• _Problem description_: Restate each entry word for word, leaving nothing out.

• _Record set_:
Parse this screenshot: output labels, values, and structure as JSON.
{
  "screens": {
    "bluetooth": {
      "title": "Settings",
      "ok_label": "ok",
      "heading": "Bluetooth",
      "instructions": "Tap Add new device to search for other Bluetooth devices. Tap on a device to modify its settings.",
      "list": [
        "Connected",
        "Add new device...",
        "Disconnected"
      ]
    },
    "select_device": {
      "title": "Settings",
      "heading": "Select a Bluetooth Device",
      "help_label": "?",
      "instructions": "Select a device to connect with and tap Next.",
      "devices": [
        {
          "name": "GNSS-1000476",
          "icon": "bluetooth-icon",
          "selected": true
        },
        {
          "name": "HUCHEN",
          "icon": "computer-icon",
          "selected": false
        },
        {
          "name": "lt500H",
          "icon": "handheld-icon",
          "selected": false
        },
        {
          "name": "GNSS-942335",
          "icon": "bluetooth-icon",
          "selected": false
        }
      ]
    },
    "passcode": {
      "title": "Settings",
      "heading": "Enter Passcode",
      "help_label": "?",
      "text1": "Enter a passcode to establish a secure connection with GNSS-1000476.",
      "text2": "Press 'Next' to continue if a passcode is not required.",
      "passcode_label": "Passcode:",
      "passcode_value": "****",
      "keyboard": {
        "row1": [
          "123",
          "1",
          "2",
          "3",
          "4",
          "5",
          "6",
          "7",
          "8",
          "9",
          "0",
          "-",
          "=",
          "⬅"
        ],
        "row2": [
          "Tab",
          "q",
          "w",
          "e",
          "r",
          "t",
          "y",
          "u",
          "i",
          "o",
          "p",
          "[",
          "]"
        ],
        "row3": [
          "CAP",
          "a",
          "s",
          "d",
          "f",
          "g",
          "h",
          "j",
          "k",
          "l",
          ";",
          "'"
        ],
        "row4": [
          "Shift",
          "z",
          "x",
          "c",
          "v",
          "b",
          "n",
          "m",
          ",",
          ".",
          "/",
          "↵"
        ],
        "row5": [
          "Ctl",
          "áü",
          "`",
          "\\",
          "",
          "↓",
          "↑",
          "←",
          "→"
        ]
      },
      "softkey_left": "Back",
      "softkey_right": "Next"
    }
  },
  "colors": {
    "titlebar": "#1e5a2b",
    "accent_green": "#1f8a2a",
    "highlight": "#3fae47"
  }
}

• _Written reply_:
Parse this screenshot: output labels, values, and structure as JSON.
{
  "screens": {
    "bluetooth": {
      "title": "Settings",
      "ok_label": "ok",
      "heading": "Bluetooth",
      "instructions": "Tap Add new device to search for other Bluetooth devices. Tap on a device to modify its settings.",
      "list": [
        "Connected",
        "Add new device...",
        "Disconnected"
      ]
    },
    "select_device": {
      "title": "Settings",
      "heading": "Select a Bluetooth Device",
      "help_label": "?",
      "instructions": "Select a device to connect with and tap Next.",
      "devices": [
        {
          "name": "GNSS-1000476",
          "icon": "bluetooth-icon",
          "selected": true
        },
        {
          "name": "HUCHEN",
          "icon": "computer-icon",
          "selected": false
        },
        {
          "name": "lt500H",
          "icon": "handheld-icon",
          "selected": false
        },
        {
          "name": "GNSS-942335",
          "icon": "bluetooth-icon",
          "selected": false
        }
      ]
    },
    "passcode": {
      "title": "Settings",
      "heading": "Enter Passcode",
      "help_label": "?",
      "text1": "Enter a passcode to establish a secure connection with GNSS-1000476.",
      "text2": "Press 'Next' to continue if a passcode is not required.",
      "passcode_label": "Passcode:",
      "passcode_value": "****",
      "keyboard": {
        "row1": [
          "123",
          "1",
          "2",
          "3",
          "4",
          "5",
          "6",
          "7",
          "8",
          "9",
          "0",
          "-",
          "=",
          "⬅"
        ],
        "row2": [
          "Tab",
          "q",
          "w",
          "e",
          "r",
          "t",
          "y",
          "u",
          "i",
          "o",
          "p",
          "[",
          "]"
        ],
        "row3": [
          "CAP",
          "a",
          "s",
          "d",
          "f",
          "g",
          "h",
          "j",
          "k",
          "l",
          ";",
          "'"
        ],
        "row4": [
          "Shift",
          "z",
          "x",
          "c",
          "v",
          "b",
          "n",
          "m",
          ",",
          ".",
          "/",
          "↵"
        ],
        "row5": [
          "Ctl",
          "áü",
          "`",
          "\\",
          "",
          "↓",
          "↑",
          "←",
          "→"
        ]
      },
      "softkey_left": "Back",
      "softkey_right": "Next"
    }
  },
  "colors": {
    "titlebar": "#1e5a2b",
    "accent_green": "#1f8a2a",
    "highlight": "#3fae47"
  }
}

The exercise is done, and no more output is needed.